Required task
Pull out every line below that holds the word "waveguide".

Source records
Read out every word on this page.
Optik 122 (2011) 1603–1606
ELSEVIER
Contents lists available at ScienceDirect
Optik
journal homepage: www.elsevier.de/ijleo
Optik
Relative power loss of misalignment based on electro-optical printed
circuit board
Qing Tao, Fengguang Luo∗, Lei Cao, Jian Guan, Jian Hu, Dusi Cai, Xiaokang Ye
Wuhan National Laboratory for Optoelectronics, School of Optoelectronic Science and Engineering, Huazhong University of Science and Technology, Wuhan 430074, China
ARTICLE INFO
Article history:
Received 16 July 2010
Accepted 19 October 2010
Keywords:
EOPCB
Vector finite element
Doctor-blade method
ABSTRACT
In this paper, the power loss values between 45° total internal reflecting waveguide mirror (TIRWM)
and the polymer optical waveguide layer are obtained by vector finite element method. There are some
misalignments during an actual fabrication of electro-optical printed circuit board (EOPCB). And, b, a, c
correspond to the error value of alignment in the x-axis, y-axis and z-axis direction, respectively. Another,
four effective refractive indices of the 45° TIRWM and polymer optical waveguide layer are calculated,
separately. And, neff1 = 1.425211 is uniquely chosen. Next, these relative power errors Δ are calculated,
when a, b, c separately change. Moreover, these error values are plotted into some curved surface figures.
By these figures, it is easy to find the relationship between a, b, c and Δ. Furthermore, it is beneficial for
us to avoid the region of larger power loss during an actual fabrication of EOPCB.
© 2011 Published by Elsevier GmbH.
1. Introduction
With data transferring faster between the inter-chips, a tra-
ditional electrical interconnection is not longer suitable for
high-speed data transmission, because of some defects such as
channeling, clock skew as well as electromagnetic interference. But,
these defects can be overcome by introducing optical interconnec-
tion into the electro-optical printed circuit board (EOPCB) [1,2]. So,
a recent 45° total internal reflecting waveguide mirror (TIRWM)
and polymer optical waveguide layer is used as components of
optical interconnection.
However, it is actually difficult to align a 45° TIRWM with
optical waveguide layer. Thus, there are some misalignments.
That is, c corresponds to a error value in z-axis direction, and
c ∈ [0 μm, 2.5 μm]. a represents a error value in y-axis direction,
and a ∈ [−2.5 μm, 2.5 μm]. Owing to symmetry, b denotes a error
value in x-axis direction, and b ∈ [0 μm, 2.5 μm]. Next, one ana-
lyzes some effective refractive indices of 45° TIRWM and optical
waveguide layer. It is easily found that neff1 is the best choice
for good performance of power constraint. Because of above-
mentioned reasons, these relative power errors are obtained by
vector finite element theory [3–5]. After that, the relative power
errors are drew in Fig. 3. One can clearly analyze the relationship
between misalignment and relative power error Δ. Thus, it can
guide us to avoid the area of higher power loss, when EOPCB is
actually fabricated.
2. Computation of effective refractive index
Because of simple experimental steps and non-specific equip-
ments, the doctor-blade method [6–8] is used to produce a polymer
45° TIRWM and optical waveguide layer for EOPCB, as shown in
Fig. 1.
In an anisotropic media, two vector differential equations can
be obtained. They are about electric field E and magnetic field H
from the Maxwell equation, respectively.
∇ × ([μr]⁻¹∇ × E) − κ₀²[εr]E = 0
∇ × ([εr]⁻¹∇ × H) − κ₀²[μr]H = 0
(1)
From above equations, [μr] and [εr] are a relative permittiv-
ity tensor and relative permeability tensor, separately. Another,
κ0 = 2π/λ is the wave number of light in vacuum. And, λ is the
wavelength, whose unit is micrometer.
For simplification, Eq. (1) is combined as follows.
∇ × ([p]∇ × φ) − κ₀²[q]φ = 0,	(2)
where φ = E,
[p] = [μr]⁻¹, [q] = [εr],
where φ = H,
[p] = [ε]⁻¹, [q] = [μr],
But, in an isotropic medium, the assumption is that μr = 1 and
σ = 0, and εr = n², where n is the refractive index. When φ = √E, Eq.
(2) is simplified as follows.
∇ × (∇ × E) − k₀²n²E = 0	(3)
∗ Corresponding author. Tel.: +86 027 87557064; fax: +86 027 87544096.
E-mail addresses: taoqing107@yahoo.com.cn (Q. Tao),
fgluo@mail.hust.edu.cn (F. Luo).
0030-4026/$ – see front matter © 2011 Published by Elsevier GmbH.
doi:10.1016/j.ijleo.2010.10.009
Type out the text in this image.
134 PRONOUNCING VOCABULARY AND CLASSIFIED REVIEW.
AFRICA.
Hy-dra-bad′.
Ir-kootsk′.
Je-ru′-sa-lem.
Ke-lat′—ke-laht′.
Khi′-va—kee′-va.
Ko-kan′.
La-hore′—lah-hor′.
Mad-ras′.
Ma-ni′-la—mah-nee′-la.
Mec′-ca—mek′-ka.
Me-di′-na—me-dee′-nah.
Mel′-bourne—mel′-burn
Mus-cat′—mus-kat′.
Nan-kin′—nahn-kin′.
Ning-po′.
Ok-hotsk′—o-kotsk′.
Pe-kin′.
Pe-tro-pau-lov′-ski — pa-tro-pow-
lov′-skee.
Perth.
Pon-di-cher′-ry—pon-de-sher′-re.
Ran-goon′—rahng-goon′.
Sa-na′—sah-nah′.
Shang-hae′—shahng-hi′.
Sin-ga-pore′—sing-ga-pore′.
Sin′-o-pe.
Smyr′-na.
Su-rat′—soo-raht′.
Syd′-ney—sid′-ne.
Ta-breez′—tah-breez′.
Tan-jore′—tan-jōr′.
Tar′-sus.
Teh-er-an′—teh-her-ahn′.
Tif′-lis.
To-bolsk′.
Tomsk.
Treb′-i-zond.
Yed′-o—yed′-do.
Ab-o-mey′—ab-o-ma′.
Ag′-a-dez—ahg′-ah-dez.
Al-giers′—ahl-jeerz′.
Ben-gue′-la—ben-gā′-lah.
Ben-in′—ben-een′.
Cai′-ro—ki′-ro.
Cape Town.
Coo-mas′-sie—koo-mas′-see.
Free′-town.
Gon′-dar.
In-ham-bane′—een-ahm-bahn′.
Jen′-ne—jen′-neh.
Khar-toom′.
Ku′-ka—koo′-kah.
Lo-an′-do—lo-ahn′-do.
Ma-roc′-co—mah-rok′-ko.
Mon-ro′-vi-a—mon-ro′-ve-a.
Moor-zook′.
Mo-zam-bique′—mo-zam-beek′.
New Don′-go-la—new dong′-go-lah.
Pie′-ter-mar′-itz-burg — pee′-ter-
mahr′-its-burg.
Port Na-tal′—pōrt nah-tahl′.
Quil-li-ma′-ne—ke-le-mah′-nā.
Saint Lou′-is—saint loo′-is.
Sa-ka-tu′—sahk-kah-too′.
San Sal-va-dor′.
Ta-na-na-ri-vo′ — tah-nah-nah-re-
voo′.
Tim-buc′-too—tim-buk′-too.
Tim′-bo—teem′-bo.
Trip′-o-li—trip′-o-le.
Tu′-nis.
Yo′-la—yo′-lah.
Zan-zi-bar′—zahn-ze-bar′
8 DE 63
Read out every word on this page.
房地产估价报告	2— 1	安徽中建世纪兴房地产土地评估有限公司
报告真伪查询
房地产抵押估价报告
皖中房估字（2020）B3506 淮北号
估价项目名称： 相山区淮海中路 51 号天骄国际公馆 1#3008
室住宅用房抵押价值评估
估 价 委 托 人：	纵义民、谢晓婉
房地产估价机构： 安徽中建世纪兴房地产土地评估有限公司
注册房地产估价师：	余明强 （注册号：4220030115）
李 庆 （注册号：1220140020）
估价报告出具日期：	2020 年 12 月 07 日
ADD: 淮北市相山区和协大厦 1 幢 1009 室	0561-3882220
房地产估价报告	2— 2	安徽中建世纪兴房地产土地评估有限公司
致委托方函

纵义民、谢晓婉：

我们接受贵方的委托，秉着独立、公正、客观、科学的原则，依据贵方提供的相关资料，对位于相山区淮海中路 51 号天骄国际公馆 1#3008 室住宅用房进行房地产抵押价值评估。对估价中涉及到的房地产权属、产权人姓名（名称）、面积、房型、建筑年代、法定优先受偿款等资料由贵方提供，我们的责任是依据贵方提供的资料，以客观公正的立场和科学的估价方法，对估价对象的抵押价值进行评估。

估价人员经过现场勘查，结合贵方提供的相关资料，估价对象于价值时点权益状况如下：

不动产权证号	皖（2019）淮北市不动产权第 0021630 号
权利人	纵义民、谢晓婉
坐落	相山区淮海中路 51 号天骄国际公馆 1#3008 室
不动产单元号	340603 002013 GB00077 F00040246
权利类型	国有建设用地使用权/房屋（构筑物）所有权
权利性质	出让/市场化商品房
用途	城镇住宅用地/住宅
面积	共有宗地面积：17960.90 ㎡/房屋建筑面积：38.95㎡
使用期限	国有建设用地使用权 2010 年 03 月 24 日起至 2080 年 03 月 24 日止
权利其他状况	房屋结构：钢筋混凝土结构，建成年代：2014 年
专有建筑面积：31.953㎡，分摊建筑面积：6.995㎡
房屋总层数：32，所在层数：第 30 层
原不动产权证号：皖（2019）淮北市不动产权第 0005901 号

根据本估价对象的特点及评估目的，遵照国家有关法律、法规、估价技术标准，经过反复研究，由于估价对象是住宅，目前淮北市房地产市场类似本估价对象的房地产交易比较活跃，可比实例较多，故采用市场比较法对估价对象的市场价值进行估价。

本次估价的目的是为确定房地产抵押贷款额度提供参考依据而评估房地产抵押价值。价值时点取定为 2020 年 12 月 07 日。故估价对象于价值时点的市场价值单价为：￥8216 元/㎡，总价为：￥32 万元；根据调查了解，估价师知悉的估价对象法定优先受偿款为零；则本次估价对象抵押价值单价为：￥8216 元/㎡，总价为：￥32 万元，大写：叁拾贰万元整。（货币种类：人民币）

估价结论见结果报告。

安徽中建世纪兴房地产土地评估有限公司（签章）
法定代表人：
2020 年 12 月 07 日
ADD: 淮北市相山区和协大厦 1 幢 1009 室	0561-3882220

Task output
In this paper, the power loss values between 45° total internal reflecting waveguide mirror (TIRWM)
and the polymer optical waveguide layer are obtained by vector finite element method. There are some
four effective refractive indices of the 45° TIRWM and polymer optical waveguide layer are calculated,
a recent 45° total internal reflecting waveguide mirror (TIRWM)
and polymer optical waveguide layer is used as components of
optical waveguide layer. Thus, there are some misalignments.
waveguide layer. It is easily found that neff1 is the best choice
45° TIRWM and optical waveguide layer for EOPCB, as shown in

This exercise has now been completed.